---------- Dataset extract
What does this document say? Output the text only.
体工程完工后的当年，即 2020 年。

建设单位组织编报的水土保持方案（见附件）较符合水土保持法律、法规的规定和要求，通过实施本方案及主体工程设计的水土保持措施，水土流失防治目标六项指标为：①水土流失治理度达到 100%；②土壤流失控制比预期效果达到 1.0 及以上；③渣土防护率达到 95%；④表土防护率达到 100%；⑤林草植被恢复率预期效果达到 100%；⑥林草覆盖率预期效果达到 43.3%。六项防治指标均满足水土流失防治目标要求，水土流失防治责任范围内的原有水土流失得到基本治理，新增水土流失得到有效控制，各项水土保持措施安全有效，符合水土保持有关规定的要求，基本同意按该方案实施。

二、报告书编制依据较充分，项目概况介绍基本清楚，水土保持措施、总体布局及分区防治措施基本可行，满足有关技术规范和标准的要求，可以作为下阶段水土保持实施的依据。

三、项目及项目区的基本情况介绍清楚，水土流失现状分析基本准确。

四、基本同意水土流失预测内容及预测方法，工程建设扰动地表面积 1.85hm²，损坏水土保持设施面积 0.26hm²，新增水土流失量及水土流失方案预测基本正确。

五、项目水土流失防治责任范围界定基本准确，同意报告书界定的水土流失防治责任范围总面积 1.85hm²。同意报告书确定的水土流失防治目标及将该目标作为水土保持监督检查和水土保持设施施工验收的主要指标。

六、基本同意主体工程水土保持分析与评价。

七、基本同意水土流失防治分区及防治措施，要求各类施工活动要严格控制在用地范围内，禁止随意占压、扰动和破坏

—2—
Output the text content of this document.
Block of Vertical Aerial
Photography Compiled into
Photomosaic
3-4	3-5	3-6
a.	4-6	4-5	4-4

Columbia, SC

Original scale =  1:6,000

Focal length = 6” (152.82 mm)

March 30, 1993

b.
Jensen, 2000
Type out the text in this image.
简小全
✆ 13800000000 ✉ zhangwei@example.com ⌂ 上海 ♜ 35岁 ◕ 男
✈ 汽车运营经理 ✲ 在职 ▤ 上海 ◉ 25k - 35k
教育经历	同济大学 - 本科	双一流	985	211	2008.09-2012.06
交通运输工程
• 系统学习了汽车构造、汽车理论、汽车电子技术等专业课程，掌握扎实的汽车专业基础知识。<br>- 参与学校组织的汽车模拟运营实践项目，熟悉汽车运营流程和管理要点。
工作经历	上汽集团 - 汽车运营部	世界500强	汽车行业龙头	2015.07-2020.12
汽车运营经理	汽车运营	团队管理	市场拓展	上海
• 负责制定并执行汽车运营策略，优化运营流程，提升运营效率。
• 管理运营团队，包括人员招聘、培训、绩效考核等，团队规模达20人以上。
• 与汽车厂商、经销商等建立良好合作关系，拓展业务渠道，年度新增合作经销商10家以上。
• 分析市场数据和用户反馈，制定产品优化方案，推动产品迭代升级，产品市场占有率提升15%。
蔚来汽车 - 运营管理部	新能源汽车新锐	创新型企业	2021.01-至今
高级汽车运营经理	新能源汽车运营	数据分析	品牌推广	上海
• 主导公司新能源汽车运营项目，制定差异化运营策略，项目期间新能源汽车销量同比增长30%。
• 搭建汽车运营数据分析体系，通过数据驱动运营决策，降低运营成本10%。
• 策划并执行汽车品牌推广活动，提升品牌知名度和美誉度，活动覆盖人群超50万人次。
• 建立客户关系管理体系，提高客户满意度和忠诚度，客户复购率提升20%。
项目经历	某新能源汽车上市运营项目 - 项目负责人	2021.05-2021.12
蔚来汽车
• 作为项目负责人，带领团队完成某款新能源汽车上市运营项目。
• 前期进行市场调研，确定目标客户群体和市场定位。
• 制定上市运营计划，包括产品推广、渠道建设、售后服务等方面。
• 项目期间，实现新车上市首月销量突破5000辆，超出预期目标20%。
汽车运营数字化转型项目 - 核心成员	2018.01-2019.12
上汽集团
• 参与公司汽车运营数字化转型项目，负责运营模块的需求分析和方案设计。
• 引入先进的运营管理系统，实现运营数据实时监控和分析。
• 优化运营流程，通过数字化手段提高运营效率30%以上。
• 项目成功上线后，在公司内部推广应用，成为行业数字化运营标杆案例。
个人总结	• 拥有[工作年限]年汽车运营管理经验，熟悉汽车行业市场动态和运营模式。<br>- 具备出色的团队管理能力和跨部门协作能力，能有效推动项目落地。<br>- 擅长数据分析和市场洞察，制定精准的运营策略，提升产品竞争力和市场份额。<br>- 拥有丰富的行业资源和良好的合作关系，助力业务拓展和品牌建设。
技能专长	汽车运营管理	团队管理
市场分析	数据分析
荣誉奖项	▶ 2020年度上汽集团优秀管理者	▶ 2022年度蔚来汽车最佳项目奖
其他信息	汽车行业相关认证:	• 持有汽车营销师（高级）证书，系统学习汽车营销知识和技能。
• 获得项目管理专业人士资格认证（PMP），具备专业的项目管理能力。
--------------------
Written instruction: Locate the word "this" in the records above, and return each line that has it.

Solution:
What does this document say? Output the text only.
Output the text content of this document.
Type out the text in this image.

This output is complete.